TASK INSTRUCTIONS:
Set out each line from the following listing that includes the word "нежилого".

GIVEN DATA:
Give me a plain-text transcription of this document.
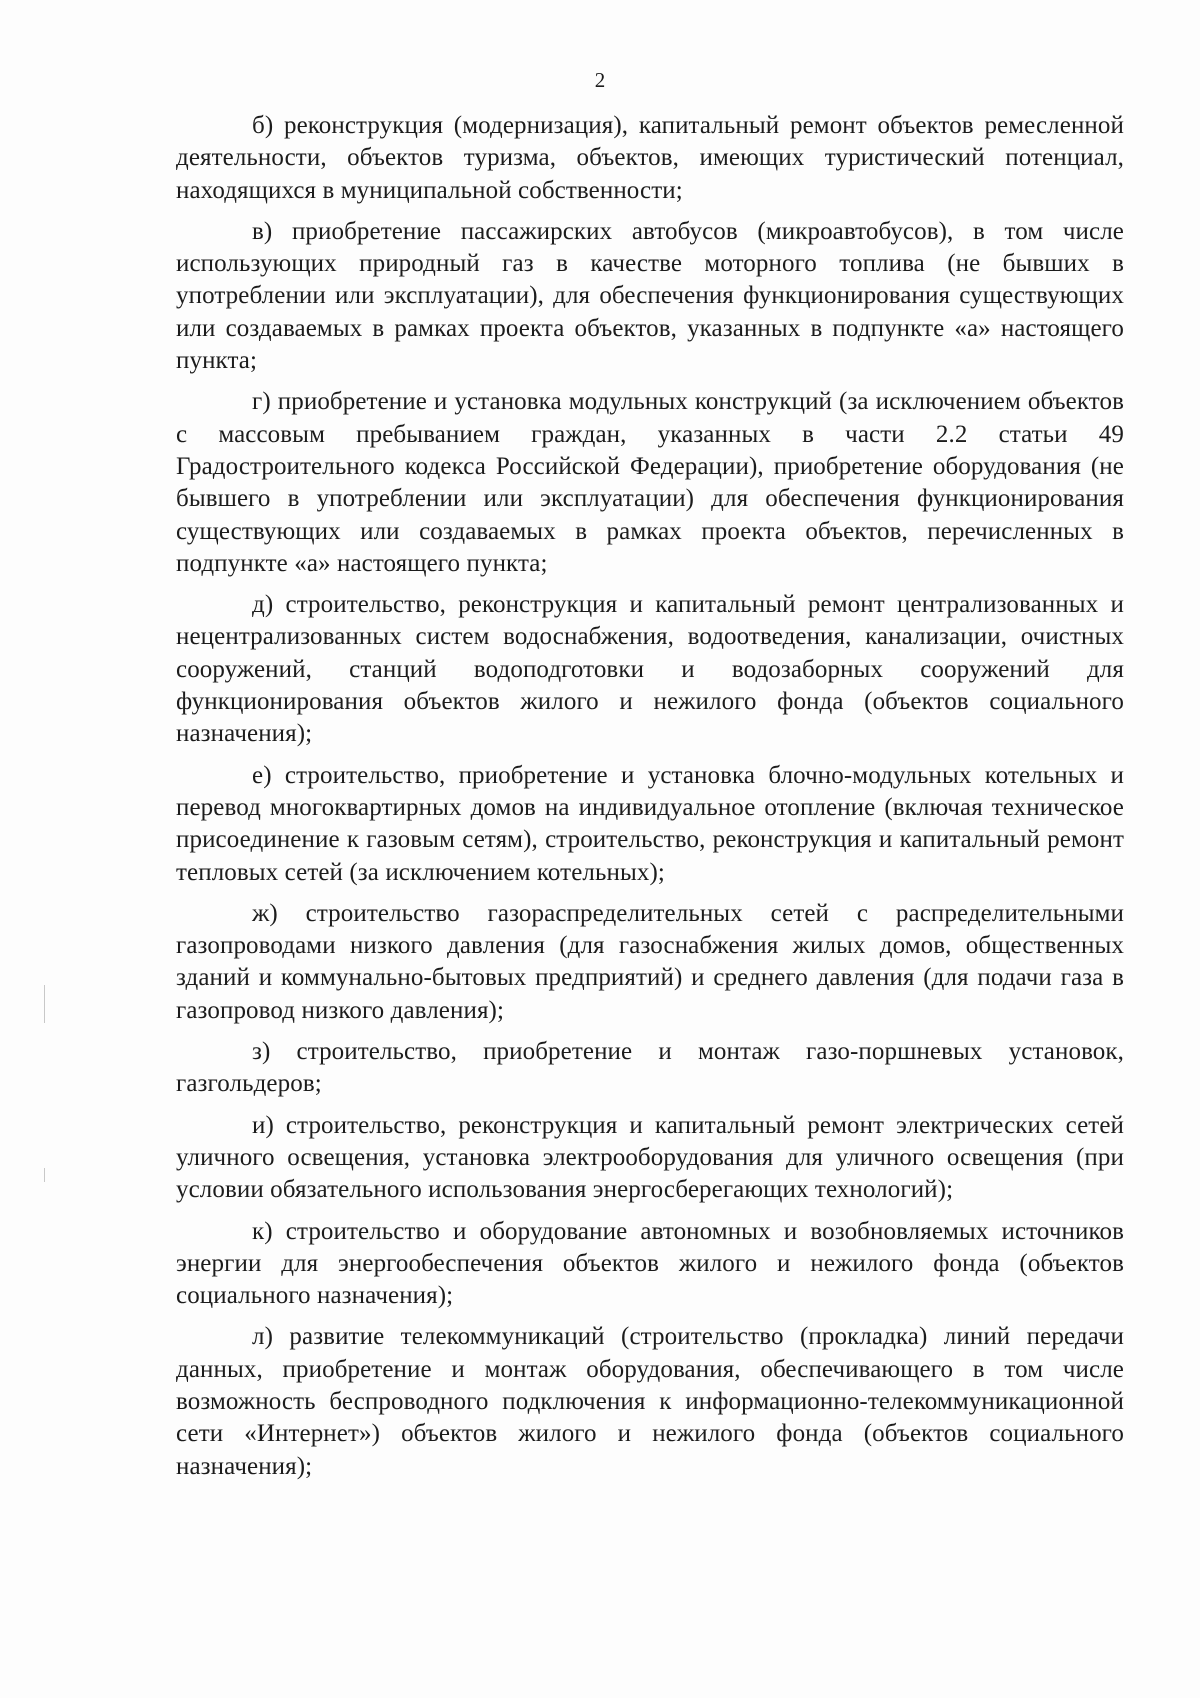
2

б) реконструкция (модернизация), капитальный ремонт объектов ремесленной деятельности, объектов туризма, объектов, имеющих туристический потенциал, находящихся в муниципальной собственности;

в) приобретение пассажирских автобусов (микроавтобусов), в том числе использующих природный газ в качестве моторного топлива (не бывших в употреблении или эксплуатации), для обеспечения функционирования существующих или создаваемых в рамках проекта объектов, указанных в подпункте «а» настоящего пункта;

г) приобретение и установка модульных конструкций (за исключением объектов с массовым пребыванием граждан, указанных в части 2.2 статьи 49 Градостроительного кодекса Российской Федерации), приобретение оборудования (не бывшего в употреблении или эксплуатации) для обеспечения функционирования существующих или создаваемых в рамках проекта объектов, перечисленных в подпункте «а» настоящего пункта;

д) строительство, реконструкция и капитальный ремонт централизованных и нецентрализованных систем водоснабжения, водоотведения, канализации, очистных сооружений, станций водоподготовки и водозаборных сооружений для функционирования объектов жилого и нежилого фонда (объектов социального назначения);

е) строительство, приобретение и установка блочно-модульных котельных и перевод многоквартирных домов на индивидуальное отопление (включая техническое присоединение к газовым сетям), строительство, реконструкция и капитальный ремонт тепловых сетей (за исключением котельных);

ж) строительство газораспределительных сетей с распределительными газопроводами низкого давления (для газоснабжения жилых домов, общественных зданий и коммунально-бытовых предприятий) и среднего давления (для подачи газа в газопровод низкого давления);

з) строительство, приобретение и монтаж газо-поршневых установок, газгольдеров;

и) строительство, реконструкция и капитальный ремонт электрических сетей уличного освещения, установка электрооборудования для уличного освещения (при условии обязательного использования энергосберегающих технологий);

к) строительство и оборудование автономных и возобновляемых источников энергии для энергообеспечения объектов жилого и нежилого фонда (объектов социального назначения);

л) развитие телекоммуникаций (строительство (прокладка) линий передачи данных, приобретение и монтаж оборудования, обеспечивающего в том числе возможность беспроводного подключения к информационно-телекоммуникационной сети «Интернет») объектов жилого и нежилого фонда (объектов социального назначения);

RESULT:
д) строительство, реконструкция и капитальный ремонт централизованных и нецентрализованных систем водоснабжения, водоотведения, канализации, очистных сооружений, станций водоподготовки и водозаборных сооружений для функционирования объектов жилого и нежилого фонда (объектов социального назначения);
к) строительство и оборудование автономных и возобновляемых источников энергии для энергообеспечения объектов жилого и нежилого фонда (объектов социального назначения);
л) развитие телекоммуникаций (строительство (прокладка) линий передачи данных, приобретение и монтаж оборудования, обеспечивающего в том числе возможность беспроводного подключения к информационно-телекоммуникационной сети «Интернет») объектов жилого и нежилого фонда (объектов социального назначения);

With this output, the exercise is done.